··· Data lines

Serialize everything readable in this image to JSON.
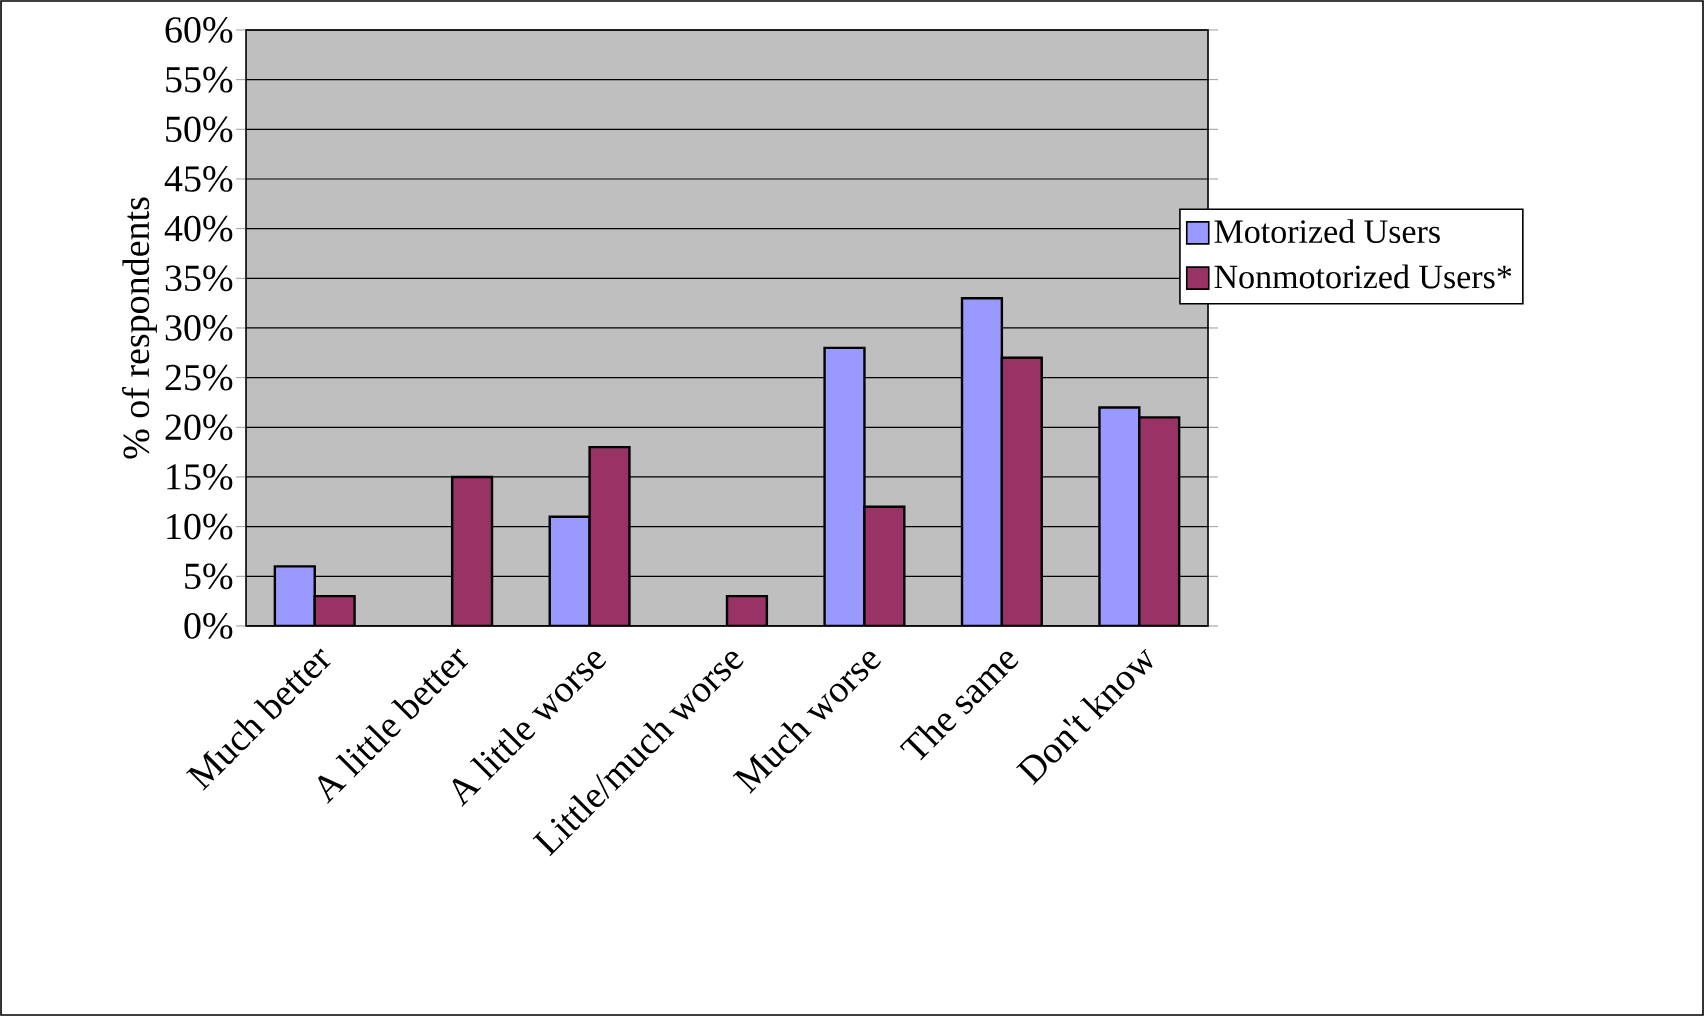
{
  "chart_data": {
    "type": "bar",
    "ylabel": "% of respondents",
    "categories": [
      "Much better",
      "A little better",
      "A little worse",
      "Little/much worse",
      "Much worse",
      "The same",
      "Don't know"
    ],
    "series": [
      {
        "name": "Motorized Users",
        "color": "#9999ff",
        "values": [
          6,
          null,
          11,
          null,
          28,
          33,
          22
        ]
      },
      {
        "name": "Nonmotorized Users*",
        "color": "#993366",
        "values": [
          3,
          15,
          18,
          3,
          12,
          27,
          21
        ]
      }
    ],
    "ylim": [
      0,
      60
    ],
    "yticks": [
      {
        "value": 0,
        "label": "0%"
      },
      {
        "value": 5,
        "label": "5%"
      },
      {
        "value": 10,
        "label": "10%"
      },
      {
        "value": 15,
        "label": "15%"
      },
      {
        "value": 20,
        "label": "20%"
      },
      {
        "value": 25,
        "label": "25%"
      },
      {
        "value": 30,
        "label": "30%"
      },
      {
        "value": 35,
        "label": "35%"
      },
      {
        "value": 40,
        "label": "40%"
      },
      {
        "value": 45,
        "label": "45%"
      },
      {
        "value": 50,
        "label": "50%"
      },
      {
        "value": 55,
        "label": "55%"
      },
      {
        "value": 60,
        "label": "60%"
      }
    ],
    "grid": "y",
    "legend": "right"
  }
}
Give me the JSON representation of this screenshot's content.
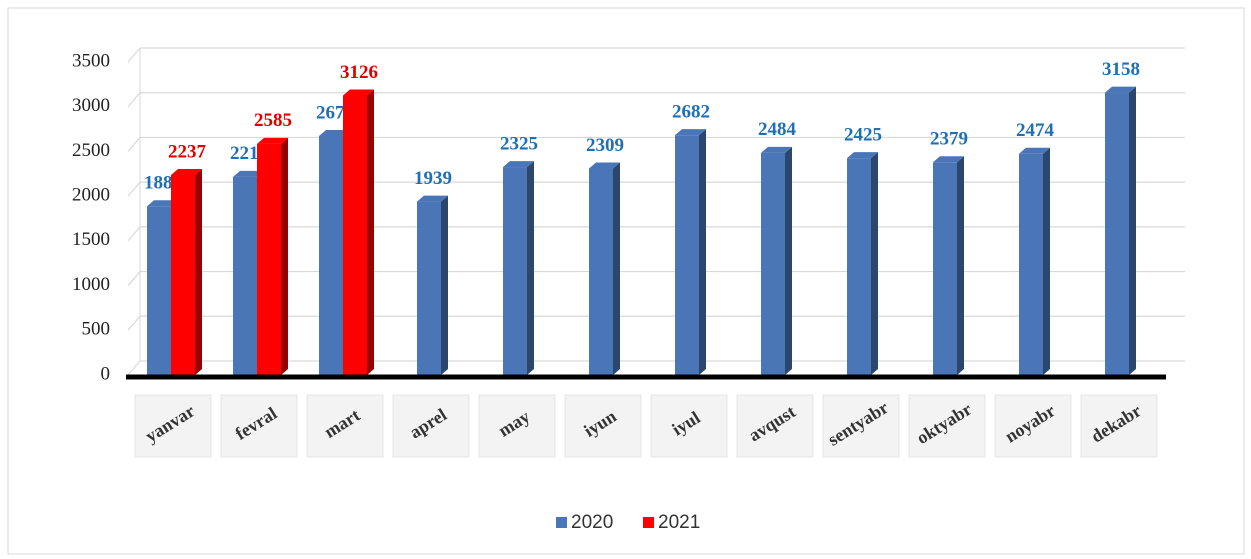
{
  "chart_data": {
    "type": "bar",
    "categories": [
      "yanvar",
      "fevral",
      "mart",
      "aprel",
      "may",
      "iyun",
      "iyul",
      "avqust",
      "sentyabr",
      "oktyabr",
      "noyabr",
      "dekabr"
    ],
    "series": [
      {
        "name": "2020",
        "color": "#4a76b8",
        "label_color": "#1f6fb4",
        "values": [
          1887,
          2216,
          2673,
          1939,
          2325,
          2309,
          2682,
          2484,
          2425,
          2379,
          2474,
          3158
        ]
      },
      {
        "name": "2021",
        "color": "#ff0000",
        "label_color": "#e00000",
        "values": [
          2237,
          2585,
          3126,
          null,
          null,
          null,
          null,
          null,
          null,
          null,
          null,
          null
        ]
      }
    ],
    "ylim": [
      0,
      3500
    ],
    "yticks": [
      0,
      500,
      1000,
      1500,
      2000,
      2500,
      3000,
      3500
    ],
    "grid": true,
    "legend": "bottom"
  }
}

······

What this task involves>
Copy each line of the records above that carries the word "name".

Written reply>
        "name": "Motorized Users",
        "name": "Nonmotorized Users*",
        "name": "2020",
        "name": "2021",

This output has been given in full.